WORK TO BE COMPLETED:
Select from the data all lines with the word "JSON".

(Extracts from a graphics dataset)
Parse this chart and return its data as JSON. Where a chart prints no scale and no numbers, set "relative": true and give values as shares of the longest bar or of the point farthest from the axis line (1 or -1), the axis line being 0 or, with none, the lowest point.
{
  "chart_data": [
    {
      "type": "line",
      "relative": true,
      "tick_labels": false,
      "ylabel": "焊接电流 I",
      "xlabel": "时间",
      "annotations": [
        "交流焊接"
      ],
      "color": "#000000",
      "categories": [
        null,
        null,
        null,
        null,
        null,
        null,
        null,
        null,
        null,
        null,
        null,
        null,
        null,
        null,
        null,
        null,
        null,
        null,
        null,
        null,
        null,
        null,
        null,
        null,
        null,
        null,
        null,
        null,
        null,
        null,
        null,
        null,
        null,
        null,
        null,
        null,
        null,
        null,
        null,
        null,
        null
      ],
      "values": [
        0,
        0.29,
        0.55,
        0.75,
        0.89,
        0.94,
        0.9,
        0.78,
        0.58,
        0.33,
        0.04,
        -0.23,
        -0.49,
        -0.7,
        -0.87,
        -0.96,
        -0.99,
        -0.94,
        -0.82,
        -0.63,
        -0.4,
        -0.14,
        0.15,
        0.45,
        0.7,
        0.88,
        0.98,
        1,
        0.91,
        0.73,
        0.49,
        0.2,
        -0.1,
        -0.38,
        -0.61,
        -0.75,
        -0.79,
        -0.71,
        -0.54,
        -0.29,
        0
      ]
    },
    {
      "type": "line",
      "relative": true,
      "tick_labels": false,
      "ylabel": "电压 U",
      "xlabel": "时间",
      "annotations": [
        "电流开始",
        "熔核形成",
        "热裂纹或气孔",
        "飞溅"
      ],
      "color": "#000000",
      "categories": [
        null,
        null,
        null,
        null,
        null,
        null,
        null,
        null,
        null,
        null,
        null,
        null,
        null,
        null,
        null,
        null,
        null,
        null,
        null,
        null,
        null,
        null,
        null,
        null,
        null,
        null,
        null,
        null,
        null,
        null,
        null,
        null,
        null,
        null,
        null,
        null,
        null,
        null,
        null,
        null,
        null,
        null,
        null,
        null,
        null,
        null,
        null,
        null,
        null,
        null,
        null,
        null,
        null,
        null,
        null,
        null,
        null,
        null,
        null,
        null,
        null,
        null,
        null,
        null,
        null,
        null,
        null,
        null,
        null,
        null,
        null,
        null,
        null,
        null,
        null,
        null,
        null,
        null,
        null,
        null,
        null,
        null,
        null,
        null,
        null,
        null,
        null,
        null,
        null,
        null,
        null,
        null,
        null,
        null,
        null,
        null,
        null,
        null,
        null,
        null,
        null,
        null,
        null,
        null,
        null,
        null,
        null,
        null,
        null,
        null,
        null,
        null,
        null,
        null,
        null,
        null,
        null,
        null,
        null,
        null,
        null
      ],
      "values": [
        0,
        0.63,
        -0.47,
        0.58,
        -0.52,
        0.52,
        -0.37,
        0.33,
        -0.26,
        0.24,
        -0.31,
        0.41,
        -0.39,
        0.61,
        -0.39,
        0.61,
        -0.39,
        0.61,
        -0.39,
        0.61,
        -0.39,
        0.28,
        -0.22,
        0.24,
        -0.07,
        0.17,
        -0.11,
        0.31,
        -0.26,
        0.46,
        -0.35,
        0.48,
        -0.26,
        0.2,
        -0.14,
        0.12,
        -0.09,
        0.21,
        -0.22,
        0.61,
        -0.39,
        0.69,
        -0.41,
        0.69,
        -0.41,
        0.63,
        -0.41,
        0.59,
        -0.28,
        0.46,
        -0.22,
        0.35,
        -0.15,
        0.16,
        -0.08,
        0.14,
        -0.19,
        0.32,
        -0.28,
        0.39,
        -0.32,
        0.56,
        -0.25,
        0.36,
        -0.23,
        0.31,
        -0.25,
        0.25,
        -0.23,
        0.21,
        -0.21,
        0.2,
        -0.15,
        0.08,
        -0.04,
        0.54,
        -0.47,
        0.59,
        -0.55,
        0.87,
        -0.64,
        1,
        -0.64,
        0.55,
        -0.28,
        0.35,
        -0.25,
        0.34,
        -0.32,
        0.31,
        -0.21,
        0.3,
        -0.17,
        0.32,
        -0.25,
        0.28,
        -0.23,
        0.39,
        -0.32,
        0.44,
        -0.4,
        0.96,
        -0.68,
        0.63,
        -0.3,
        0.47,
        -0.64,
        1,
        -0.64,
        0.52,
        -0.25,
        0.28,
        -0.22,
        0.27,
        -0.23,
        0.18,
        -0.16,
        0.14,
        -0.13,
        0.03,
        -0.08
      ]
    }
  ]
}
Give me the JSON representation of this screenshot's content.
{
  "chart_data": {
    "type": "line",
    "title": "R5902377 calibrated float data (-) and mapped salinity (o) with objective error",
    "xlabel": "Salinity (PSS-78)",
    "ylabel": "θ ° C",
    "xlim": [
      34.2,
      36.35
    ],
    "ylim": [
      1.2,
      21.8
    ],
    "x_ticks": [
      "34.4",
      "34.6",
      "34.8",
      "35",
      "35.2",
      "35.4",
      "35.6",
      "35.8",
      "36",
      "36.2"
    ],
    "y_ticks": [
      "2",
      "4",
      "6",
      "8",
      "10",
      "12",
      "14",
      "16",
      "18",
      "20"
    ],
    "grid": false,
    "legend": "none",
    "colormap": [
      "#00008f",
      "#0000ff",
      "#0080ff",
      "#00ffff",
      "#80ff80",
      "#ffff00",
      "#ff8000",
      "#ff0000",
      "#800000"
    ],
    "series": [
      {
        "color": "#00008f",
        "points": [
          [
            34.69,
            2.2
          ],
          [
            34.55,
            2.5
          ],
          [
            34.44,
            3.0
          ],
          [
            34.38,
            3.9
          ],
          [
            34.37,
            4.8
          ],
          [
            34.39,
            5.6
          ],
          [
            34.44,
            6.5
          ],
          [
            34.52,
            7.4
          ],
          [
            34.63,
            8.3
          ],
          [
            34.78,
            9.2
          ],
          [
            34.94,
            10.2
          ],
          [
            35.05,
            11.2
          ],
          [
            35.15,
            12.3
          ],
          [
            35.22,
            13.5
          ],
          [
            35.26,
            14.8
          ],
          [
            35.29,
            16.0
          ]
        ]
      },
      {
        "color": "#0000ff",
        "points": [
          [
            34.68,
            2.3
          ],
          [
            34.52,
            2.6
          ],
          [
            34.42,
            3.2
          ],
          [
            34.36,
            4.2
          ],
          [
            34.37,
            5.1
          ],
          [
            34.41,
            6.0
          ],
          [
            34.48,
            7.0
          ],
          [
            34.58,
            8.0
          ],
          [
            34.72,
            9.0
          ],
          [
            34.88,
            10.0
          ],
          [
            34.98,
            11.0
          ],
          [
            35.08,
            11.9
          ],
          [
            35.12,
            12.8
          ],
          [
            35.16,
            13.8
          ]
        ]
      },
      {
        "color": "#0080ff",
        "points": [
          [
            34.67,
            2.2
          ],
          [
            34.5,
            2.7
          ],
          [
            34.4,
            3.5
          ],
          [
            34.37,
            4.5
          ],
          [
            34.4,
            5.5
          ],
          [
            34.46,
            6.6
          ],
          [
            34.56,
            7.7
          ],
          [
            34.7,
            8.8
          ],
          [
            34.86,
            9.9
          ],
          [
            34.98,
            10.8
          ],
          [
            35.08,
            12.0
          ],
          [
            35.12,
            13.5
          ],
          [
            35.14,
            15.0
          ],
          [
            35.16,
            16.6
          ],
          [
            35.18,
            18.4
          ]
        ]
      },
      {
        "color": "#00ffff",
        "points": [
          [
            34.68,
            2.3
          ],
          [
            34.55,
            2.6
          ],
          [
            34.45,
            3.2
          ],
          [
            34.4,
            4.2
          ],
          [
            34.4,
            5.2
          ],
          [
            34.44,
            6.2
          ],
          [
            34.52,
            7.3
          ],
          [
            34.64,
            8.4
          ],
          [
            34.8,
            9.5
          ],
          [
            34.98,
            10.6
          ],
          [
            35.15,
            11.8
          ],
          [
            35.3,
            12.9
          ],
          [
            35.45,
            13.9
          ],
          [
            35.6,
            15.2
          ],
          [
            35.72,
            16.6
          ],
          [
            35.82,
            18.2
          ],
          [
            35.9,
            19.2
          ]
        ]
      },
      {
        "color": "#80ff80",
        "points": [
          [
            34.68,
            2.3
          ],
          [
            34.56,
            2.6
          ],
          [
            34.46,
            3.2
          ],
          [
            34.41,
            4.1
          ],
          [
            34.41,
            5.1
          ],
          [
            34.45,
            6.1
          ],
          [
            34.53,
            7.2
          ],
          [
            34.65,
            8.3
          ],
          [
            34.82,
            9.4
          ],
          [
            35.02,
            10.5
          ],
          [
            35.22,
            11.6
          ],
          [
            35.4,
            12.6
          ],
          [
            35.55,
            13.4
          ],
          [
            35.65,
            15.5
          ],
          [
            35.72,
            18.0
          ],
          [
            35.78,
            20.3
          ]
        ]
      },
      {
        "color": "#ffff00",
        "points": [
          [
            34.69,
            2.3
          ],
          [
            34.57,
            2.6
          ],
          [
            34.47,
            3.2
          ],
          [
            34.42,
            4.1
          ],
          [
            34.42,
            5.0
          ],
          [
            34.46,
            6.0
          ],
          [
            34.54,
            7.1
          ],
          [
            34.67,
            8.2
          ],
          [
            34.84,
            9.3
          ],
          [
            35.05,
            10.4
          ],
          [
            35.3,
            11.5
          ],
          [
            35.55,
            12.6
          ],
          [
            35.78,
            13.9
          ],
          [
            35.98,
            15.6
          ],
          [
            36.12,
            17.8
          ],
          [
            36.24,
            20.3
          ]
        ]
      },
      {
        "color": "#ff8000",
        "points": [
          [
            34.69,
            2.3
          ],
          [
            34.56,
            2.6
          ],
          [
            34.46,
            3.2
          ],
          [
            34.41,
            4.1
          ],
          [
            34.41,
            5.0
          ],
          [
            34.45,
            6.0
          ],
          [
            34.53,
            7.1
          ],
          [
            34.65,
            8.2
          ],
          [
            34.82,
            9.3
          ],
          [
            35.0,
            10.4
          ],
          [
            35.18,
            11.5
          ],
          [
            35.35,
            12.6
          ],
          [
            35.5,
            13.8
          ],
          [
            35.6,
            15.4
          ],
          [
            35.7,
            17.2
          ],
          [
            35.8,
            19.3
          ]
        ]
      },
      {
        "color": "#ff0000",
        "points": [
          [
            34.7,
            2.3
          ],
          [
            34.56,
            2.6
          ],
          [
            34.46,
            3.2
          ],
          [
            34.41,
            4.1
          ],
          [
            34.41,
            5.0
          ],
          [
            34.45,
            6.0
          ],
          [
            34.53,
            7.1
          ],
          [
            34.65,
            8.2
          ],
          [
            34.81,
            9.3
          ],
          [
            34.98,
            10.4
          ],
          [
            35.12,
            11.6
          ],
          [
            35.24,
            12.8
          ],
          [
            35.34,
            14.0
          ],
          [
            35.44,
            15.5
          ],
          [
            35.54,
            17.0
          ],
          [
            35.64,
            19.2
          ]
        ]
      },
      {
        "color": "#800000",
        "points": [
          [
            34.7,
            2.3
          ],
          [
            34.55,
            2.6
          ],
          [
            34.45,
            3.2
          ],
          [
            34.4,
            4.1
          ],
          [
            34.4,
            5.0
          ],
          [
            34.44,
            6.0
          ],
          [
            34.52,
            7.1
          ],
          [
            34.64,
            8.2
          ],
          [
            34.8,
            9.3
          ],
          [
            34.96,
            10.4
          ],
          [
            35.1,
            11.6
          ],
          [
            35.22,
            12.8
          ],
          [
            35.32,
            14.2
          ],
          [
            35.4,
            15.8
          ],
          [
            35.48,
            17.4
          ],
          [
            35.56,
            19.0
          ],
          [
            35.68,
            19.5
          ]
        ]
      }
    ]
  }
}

TASK ANSWER:
Parse this chart and return its data as JSON. Where a chart prints no scale and no numbers, set "relative": true and give values as shares of the longest bar or of the point farthest from the axis line (1 or -1), the axis line being 0 or, with none, the lowest point.
Give me the JSON representation of this screenshot's content.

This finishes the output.